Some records
══════════════════════════════

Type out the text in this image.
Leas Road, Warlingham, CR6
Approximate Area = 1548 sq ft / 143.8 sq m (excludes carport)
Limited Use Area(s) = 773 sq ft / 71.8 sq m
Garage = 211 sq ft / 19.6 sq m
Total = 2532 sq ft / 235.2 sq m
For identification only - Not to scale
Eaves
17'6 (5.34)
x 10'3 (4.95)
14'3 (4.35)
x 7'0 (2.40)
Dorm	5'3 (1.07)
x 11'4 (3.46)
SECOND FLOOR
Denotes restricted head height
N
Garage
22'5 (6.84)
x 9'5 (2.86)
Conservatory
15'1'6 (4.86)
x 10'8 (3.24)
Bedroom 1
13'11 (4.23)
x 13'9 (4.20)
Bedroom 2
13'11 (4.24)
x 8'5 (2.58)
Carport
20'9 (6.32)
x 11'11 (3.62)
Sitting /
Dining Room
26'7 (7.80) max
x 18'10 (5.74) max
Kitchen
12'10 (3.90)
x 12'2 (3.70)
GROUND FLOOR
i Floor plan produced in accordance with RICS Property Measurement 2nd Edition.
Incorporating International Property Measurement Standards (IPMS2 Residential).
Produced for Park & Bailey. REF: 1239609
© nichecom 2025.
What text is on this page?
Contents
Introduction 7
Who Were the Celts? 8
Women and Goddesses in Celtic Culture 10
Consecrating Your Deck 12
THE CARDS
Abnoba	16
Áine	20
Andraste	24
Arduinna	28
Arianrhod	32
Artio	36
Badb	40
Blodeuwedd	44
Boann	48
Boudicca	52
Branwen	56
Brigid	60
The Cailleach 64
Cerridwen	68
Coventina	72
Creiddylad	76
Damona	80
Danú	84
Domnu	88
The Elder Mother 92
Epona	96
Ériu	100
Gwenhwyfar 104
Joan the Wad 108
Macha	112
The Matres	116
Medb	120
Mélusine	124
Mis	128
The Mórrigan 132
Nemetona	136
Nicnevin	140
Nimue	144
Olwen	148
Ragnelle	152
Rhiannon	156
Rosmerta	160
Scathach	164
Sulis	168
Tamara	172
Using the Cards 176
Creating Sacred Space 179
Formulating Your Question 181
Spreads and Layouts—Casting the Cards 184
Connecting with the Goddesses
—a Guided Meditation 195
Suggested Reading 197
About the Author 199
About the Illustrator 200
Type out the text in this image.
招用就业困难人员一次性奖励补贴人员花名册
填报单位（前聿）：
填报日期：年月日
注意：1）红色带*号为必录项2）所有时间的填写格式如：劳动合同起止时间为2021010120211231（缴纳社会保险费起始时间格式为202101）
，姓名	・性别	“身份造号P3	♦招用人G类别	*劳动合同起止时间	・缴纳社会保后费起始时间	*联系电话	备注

══════════════════════════════

* **TO BE DONE**: Write out every record shown above, word for word.

* **ANSWER FOR THIS EXERCISE**:
Type out the text in this image.
Leas Road, Warlingham, CR6
Approximate Area = 1548 sq ft / 143.8 sq m (excludes carport)
Limited Use Area(s) = 773 sq ft / 71.8 sq m
Garage = 211 sq ft / 19.6 sq m
Total = 2532 sq ft / 235.2 sq m
For identification only - Not to scale
Eaves
17'6 (5.34)
x 10'3 (4.95)
14'3 (4.35)
x 7'0 (2.40)
Dorm	5'3 (1.07)
x 11'4 (3.46)
SECOND FLOOR
Denotes restricted head height
N
Garage
22'5 (6.84)
x 9'5 (2.86)
Conservatory
15'1'6 (4.86)
x 10'8 (3.24)
Bedroom 1
13'11 (4.23)
x 13'9 (4.20)
Bedroom 2
13'11 (4.24)
x 8'5 (2.58)
Carport
20'9 (6.32)
x 11'11 (3.62)
Sitting /
Dining Room
26'7 (7.80) max
x 18'10 (5.74) max
Kitchen
12'10 (3.90)
x 12'2 (3.70)
GROUND FLOOR
i Floor plan produced in accordance with RICS Property Measurement 2nd Edition.
Incorporating International Property Measurement Standards (IPMS2 Residential).
Produced for Park & Bailey. REF: 1239609
© nichecom 2025.
What text is on this page?
Contents
Introduction 7
Who Were the Celts? 8
Women and Goddesses in Celtic Culture 10
Consecrating Your Deck 12
THE CARDS
Abnoba	16
Áine	20
Andraste	24
Arduinna	28
Arianrhod	32
Artio	36
Badb	40
Blodeuwedd	44
Boann	48
Boudicca	52
Branwen	56
Brigid	60
The Cailleach 64
Cerridwen	68
Coventina	72
Creiddylad	76
Damona	80
Danú	84
Domnu	88
The Elder Mother 92
Epona	96
Ériu	100
Gwenhwyfar 104
Joan the Wad 108
Macha	112
The Matres	116
Medb	120
Mélusine	124
Mis	128
The Mórrigan 132
Nemetona	136
Nicnevin	140
Nimue	144
Olwen	148
Ragnelle	152
Rhiannon	156
Rosmerta	160
Scathach	164
Sulis	168
Tamara	172
Using the Cards 176
Creating Sacred Space 179
Formulating Your Question 181
Spreads and Layouts—Casting the Cards 184
Connecting with the Goddesses
—a Guided Meditation 195
Suggested Reading 197
About the Author 199
About the Illustrator 200
Type out the text in this image.
招用就业困难人员一次性奖励补贴人员花名册
填报单位（前聿）：
填报日期：年月日
注意：1）红色带*号为必录项2）所有时间的填写格式如：劳动合同起止时间为2021010120211231（缴纳社会保险费起始时间格式为202101）
，姓名	・性别	“身份造号P3	♦招用人G类别	*劳动合同起止时间	・缴纳社会保后费起始时间	*联系电话	备注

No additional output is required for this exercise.